(Lines of data)
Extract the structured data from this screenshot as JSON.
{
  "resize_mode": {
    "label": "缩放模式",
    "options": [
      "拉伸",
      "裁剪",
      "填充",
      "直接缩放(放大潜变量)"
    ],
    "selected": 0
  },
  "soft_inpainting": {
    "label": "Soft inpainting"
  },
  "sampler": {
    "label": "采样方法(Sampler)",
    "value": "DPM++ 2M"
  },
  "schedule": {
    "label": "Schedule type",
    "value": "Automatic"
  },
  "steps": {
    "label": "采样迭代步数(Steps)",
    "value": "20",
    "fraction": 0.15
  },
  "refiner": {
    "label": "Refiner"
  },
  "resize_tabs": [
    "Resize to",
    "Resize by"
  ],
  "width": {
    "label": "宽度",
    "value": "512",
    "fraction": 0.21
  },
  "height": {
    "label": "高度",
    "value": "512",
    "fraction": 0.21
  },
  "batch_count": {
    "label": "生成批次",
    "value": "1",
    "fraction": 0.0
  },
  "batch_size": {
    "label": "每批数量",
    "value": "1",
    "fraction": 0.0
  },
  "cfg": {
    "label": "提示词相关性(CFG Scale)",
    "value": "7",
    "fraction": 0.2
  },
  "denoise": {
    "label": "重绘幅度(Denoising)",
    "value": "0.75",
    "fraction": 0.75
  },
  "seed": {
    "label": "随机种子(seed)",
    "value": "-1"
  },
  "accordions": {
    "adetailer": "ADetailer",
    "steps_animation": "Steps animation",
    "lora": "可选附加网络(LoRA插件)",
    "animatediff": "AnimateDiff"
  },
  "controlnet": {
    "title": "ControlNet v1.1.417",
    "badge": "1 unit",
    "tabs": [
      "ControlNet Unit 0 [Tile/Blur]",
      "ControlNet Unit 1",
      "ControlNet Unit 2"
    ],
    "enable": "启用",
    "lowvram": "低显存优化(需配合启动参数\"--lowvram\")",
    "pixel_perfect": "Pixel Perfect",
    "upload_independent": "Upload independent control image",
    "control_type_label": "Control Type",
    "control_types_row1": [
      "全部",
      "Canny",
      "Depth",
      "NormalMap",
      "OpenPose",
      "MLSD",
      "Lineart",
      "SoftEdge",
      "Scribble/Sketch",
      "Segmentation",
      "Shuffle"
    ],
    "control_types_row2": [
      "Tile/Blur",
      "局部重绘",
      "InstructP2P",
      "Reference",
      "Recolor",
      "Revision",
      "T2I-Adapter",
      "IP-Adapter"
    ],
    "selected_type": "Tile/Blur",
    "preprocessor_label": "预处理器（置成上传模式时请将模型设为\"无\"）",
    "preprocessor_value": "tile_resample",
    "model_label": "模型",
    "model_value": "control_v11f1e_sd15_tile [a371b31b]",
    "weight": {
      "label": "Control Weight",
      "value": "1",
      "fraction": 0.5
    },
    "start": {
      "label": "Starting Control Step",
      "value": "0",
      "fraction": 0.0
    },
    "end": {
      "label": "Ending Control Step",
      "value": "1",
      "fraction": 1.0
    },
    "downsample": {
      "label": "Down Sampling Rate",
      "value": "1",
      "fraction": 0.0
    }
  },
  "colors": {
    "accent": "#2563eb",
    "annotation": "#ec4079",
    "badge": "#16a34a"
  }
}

What you should do :: Quote each line of the listing above exactly.

Finished answer ::
Extract the structured data from this screenshot as JSON.
{
  "resize_mode": {
    "label": "缩放模式",
    "options": [
      "拉伸",
      "裁剪",
      "填充",
      "直接缩放(放大潜变量)"
    ],
    "selected": 0
  },
  "soft_inpainting": {
    "label": "Soft inpainting"
  },
  "sampler": {
    "label": "采样方法(Sampler)",
    "value": "DPM++ 2M"
  },
  "schedule": {
    "label": "Schedule type",
    "value": "Automatic"
  },
  "steps": {
    "label": "采样迭代步数(Steps)",
    "value": "20",
    "fraction": 0.15
  },
  "refiner": {
    "label": "Refiner"
  },
  "resize_tabs": [
    "Resize to",
    "Resize by"
  ],
  "width": {
    "label": "宽度",
    "value": "512",
    "fraction": 0.21
  },
  "height": {
    "label": "高度",
    "value": "512",
    "fraction": 0.21
  },
  "batch_count": {
    "label": "生成批次",
    "value": "1",
    "fraction": 0.0
  },
  "batch_size": {
    "label": "每批数量",
    "value": "1",
    "fraction": 0.0
  },
  "cfg": {
    "label": "提示词相关性(CFG Scale)",
    "value": "7",
    "fraction": 0.2
  },
  "denoise": {
    "label": "重绘幅度(Denoising)",
    "value": "0.75",
    "fraction": 0.75
  },
  "seed": {
    "label": "随机种子(seed)",
    "value": "-1"
  },
  "accordions": {
    "adetailer": "ADetailer",
    "steps_animation": "Steps animation",
    "lora": "可选附加网络(LoRA插件)",
    "animatediff": "AnimateDiff"
  },
  "controlnet": {
    "title": "ControlNet v1.1.417",
    "badge": "1 unit",
    "tabs": [
      "ControlNet Unit 0 [Tile/Blur]",
      "ControlNet Unit 1",
      "ControlNet Unit 2"
    ],
    "enable": "启用",
    "lowvram": "低显存优化(需配合启动参数\"--lowvram\")",
    "pixel_perfect": "Pixel Perfect",
    "upload_independent": "Upload independent control image",
    "control_type_label": "Control Type",
    "control_types_row1": [
      "全部",
      "Canny",
      "Depth",
      "NormalMap",
      "OpenPose",
      "MLSD",
      "Lineart",
      "SoftEdge",
      "Scribble/Sketch",
      "Segmentation",
      "Shuffle"
    ],
    "control_types_row2": [
      "Tile/Blur",
      "局部重绘",
      "InstructP2P",
      "Reference",
      "Recolor",
      "Revision",
      "T2I-Adapter",
      "IP-Adapter"
    ],
    "selected_type": "Tile/Blur",
    "preprocessor_label": "预处理器（置成上传模式时请将模型设为\"无\"）",
    "preprocessor_value": "tile_resample",
    "model_label": "模型",
    "model_value": "control_v11f1e_sd15_tile [a371b31b]",
    "weight": {
      "label": "Control Weight",
      "value": "1",
      "fraction": 0.5
    },
    "start": {
      "label": "Starting Control Step",
      "value": "0",
      "fraction": 0.0
    },
    "end": {
      "label": "Ending Control Step",
      "value": "1",
      "fraction": 1.0
    },
    "downsample": {
      "label": "Down Sampling Rate",
      "value": "1",
      "fraction": 0.0
    }
  },
  "colors": {
    "accent": "#2563eb",
    "annotation": "#ec4079",
    "badge": "#16a34a"
  }
}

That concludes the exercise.